(Element-and-box listings)
+ + + +

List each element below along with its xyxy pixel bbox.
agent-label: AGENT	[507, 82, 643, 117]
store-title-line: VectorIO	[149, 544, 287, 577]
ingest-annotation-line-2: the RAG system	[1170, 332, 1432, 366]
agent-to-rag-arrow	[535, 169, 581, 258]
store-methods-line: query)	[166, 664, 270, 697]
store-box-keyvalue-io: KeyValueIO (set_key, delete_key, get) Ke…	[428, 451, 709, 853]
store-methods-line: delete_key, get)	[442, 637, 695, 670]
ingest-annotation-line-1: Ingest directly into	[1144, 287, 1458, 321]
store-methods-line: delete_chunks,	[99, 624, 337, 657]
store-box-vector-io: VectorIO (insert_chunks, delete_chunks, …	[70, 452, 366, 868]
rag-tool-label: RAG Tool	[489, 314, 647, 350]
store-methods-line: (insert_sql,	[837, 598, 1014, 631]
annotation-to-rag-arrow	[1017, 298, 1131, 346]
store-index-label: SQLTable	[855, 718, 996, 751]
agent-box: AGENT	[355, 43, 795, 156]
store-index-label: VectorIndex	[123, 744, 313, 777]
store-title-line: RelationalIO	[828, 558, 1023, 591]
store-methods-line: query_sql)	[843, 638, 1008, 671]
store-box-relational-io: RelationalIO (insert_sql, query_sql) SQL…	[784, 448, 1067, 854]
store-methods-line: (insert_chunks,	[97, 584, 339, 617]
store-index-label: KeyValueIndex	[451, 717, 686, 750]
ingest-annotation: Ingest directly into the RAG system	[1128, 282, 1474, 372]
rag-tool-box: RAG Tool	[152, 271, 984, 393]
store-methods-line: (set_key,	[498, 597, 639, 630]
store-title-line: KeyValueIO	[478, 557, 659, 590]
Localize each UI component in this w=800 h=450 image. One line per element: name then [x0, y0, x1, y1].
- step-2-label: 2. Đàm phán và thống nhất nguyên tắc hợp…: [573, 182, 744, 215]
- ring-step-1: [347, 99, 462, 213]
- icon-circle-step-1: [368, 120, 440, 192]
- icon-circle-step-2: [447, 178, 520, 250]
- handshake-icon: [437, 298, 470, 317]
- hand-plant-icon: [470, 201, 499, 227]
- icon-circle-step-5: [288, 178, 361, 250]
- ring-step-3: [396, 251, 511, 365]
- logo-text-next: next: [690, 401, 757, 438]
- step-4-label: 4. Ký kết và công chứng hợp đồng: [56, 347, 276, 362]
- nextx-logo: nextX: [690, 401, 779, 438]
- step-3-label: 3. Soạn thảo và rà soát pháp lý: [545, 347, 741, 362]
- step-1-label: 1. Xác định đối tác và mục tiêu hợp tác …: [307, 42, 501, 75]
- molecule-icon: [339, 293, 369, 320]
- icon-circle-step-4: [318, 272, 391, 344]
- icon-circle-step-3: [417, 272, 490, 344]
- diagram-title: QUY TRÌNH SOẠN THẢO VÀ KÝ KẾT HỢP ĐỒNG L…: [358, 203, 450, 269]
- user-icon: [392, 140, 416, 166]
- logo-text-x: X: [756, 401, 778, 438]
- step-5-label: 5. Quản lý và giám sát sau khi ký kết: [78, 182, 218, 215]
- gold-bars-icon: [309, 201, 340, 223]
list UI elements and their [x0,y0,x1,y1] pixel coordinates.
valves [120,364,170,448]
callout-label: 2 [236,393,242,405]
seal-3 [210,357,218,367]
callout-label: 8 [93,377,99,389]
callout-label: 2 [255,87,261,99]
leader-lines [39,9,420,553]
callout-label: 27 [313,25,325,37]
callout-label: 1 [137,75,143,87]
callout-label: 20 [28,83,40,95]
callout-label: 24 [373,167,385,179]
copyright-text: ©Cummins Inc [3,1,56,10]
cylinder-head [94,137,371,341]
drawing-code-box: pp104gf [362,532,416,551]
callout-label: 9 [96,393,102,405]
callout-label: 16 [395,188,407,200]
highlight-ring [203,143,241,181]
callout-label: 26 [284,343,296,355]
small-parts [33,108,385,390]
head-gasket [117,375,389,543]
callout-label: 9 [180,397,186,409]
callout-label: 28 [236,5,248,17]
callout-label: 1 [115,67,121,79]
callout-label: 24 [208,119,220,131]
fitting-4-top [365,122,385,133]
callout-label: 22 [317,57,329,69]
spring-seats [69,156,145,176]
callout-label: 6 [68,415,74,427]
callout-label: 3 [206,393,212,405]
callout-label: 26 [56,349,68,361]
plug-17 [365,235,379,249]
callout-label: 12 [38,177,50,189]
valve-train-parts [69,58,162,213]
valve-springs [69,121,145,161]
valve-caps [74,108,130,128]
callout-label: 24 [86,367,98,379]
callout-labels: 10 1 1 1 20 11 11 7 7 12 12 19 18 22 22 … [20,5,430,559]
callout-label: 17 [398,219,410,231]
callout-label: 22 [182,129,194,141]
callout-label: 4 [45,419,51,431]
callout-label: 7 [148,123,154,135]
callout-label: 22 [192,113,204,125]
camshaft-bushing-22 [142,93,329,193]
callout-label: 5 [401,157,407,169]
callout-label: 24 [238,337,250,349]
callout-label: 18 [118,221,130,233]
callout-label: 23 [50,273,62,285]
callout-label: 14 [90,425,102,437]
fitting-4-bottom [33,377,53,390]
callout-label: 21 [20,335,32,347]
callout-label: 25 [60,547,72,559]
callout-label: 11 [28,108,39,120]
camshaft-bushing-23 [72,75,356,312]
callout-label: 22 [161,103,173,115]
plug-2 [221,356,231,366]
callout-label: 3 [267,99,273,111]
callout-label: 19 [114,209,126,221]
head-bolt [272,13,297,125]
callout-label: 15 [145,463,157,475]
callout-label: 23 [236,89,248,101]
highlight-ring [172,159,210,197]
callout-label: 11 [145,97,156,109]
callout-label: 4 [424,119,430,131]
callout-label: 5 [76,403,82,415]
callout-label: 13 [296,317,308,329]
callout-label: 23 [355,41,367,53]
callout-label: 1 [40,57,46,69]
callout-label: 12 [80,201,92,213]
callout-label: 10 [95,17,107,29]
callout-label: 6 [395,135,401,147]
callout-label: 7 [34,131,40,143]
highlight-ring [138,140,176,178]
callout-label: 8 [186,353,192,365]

+ + + +

Gather every line of the records above that contains the string "parts", matching uppercase and lowercase letters exactly.

→ Output of the exercise
small-parts [33,108,385,390]
valve-train-parts [69,58,162,213]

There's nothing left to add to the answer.